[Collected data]
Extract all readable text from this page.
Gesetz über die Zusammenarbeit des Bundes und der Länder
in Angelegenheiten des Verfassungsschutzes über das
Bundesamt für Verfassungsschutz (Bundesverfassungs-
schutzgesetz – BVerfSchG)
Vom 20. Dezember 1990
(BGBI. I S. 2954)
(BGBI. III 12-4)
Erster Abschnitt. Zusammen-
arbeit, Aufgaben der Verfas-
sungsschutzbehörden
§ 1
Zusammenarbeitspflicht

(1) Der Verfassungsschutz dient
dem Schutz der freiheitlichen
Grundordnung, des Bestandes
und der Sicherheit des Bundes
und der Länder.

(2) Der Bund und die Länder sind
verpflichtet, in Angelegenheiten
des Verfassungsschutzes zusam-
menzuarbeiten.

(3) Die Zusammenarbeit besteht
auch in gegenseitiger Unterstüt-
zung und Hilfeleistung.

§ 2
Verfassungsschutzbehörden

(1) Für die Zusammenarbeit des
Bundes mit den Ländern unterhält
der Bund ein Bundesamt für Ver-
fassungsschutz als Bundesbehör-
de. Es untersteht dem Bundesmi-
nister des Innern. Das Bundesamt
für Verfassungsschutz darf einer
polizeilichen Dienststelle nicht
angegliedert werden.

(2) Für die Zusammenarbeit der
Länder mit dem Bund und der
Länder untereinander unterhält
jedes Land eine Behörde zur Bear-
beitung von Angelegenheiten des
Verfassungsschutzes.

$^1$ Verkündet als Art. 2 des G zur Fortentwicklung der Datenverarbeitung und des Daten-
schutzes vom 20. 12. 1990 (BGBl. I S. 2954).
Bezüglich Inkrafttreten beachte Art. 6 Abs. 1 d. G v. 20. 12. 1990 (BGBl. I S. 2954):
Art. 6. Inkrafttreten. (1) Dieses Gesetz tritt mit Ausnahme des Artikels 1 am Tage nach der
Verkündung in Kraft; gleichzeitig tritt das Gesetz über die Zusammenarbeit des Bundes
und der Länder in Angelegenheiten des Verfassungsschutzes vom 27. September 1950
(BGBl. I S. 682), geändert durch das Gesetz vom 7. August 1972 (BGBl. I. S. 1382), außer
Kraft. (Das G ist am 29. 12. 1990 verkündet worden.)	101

==

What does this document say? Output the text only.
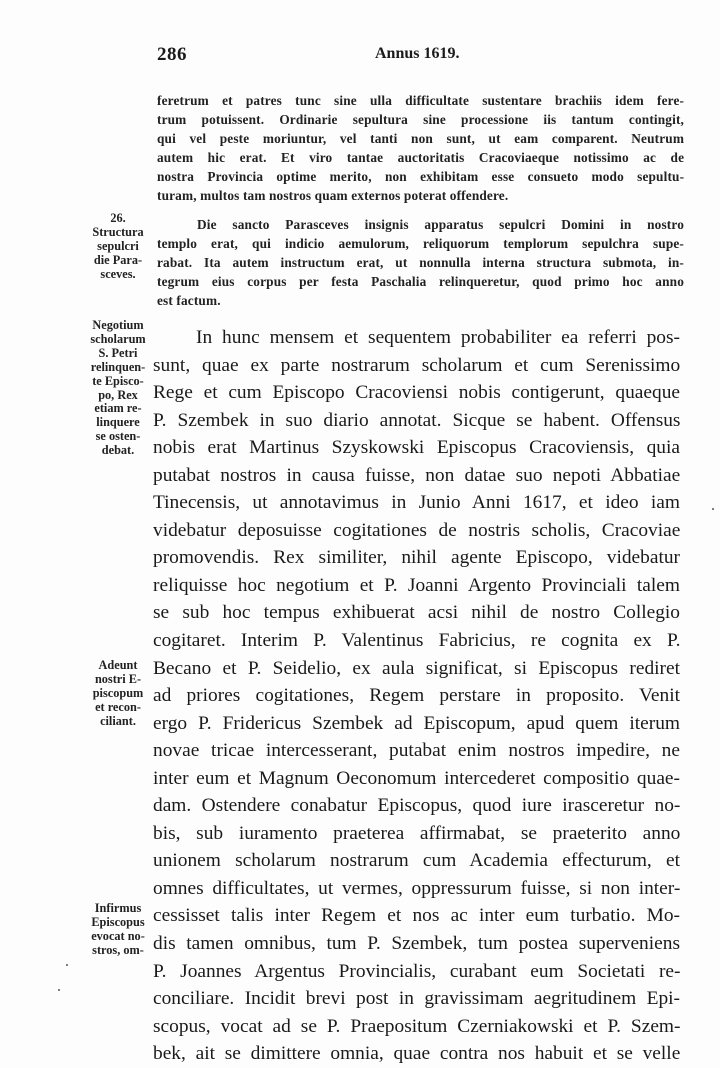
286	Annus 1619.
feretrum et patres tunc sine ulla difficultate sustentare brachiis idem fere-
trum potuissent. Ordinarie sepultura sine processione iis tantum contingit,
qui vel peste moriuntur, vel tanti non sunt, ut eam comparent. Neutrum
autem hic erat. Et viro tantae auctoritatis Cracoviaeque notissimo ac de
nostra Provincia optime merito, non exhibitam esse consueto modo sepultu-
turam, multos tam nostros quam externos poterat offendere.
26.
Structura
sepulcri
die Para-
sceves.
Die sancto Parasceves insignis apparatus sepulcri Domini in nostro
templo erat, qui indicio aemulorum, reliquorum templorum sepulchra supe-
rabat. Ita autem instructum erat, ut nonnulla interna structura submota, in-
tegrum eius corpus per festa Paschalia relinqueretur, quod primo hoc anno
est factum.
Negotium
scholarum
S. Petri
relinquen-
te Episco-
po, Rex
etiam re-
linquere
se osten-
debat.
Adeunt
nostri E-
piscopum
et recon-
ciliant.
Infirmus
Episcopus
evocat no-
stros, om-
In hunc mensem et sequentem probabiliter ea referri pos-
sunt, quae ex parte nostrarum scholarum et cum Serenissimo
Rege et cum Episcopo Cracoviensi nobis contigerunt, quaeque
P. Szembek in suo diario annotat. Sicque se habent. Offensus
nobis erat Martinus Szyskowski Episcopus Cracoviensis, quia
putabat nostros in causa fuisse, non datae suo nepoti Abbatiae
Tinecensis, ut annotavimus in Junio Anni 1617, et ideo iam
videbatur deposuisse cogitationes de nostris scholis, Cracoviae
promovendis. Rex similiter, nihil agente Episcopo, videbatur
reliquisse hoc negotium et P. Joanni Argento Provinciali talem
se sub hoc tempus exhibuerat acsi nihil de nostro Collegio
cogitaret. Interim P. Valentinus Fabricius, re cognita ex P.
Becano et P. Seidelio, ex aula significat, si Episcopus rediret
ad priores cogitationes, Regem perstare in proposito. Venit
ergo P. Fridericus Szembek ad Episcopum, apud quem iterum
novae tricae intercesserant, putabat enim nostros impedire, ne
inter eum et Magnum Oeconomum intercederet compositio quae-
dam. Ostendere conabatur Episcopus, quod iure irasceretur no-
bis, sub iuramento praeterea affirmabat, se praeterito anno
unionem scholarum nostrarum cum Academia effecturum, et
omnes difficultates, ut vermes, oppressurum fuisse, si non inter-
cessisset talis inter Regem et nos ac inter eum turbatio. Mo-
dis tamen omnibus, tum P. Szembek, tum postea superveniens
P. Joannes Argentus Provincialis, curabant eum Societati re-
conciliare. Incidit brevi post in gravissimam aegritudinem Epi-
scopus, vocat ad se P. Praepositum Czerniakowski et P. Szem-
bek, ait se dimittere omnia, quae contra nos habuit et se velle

---

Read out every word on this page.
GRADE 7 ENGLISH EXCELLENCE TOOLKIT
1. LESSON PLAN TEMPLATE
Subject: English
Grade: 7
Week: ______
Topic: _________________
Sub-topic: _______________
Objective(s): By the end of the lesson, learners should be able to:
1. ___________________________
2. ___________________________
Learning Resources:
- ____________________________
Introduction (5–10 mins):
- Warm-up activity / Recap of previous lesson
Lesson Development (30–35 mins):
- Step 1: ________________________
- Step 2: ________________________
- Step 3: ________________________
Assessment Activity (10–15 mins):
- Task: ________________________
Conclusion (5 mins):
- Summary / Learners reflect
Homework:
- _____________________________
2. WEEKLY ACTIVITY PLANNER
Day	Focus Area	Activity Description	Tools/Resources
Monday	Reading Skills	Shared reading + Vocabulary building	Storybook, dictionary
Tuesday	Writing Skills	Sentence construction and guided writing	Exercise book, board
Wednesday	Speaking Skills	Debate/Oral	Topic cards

- _Your instructions_:
In the listing, find each line with the string "BGBl" and copy it.

- _Result of this task_:
schutzes vom 20. 12. 1990 (BGBl. I S. 2954).
Bezüglich Inkrafttreten beachte Art. 6 Abs. 1 d. G v. 20. 12. 1990 (BGBl. I S. 2954):
(BGBl. I S. 682), geändert durch das Gesetz vom 7. August 1972 (BGBl. I. S. 1382), außer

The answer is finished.